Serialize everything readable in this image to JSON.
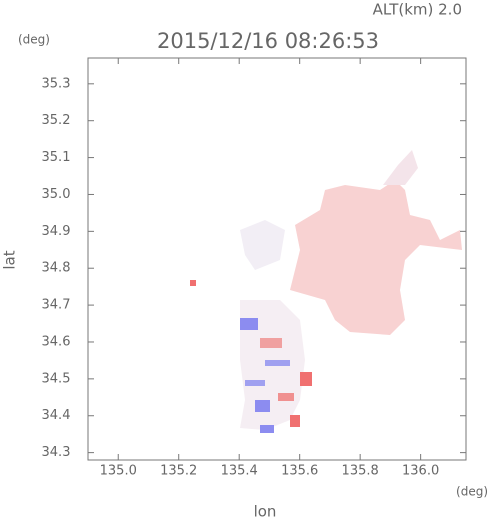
{
  "chart_data": {
    "type": "map",
    "title": "2015/12/16 08:26:53",
    "subtitle": "ALT(km) 2.0",
    "x_label": "lon",
    "y_label": "lat",
    "x_unit": "(deg)",
    "y_unit": "(deg)",
    "xlim": [
      134.9,
      136.15
    ],
    "xticks": [
      {
        "value": 135.0,
        "label": "135.0"
      },
      135.2,
      135.4,
      135.6,
      135.8,
      {
        "value": 136.0,
        "label": "136.0"
      }
    ],
    "ylim": [
      34.28,
      35.37
    ],
    "yticks": [
      34.3,
      34.4,
      34.5,
      34.6,
      34.7,
      34.8,
      34.9,
      {
        "value": 35.0,
        "label": "35.0"
      },
      35.1,
      35.2,
      35.3
    ]
  }
}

◇ ◇ ◇ ◇ ◇

WHAT TO PRODUCE> Reproduce every record above exactly, omitting the pictures.

ANSWER IN FULL>
Serialize everything readable in this image to JSON.
{
  "chart_data": {
    "type": "map",
    "title": "2015/12/16 08:26:53",
    "subtitle": "ALT(km) 2.0",
    "x_label": "lon",
    "y_label": "lat",
    "x_unit": "(deg)",
    "y_unit": "(deg)",
    "xlim": [
      134.9,
      136.15
    ],
    "xticks": [
      {
        "value": 135.0,
        "label": "135.0"
      },
      135.2,
      135.4,
      135.6,
      135.8,
      {
        "value": 136.0,
        "label": "136.0"
      }
    ],
    "ylim": [
      34.28,
      35.37
    ],
    "yticks": [
      34.3,
      34.4,
      34.5,
      34.6,
      34.7,
      34.8,
      34.9,
      {
        "value": 35.0,
        "label": "35.0"
      },
      35.1,
      35.2,
      35.3
    ]
  }
}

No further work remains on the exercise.